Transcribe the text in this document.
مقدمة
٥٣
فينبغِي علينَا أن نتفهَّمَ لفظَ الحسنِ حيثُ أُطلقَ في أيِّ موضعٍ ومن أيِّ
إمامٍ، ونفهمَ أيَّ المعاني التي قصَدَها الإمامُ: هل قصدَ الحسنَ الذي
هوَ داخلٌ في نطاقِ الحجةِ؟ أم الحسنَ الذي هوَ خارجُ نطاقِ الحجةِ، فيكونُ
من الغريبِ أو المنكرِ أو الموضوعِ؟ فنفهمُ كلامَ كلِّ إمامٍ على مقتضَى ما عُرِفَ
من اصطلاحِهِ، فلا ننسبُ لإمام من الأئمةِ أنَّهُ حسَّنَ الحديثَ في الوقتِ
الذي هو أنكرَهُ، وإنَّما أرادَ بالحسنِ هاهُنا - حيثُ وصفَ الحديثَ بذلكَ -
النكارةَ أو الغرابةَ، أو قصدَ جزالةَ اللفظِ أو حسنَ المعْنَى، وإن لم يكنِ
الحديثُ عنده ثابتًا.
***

* * * * *

- **Requirements**
Lines containing the string "الحديث" are to be selected and copied.

- **Solution to this task**
من اصطلاحِهِ، فلا ننسبُ لإمام من الأئمةِ أنَّهُ حسَّنَ الحديثَ في الوقتِ
الذي هو أنكرَهُ، وإنَّما أرادَ بالحسنِ هاهُنا - حيثُ وصفَ الحديثَ بذلكَ -
الحديثُ عنده ثابتًا.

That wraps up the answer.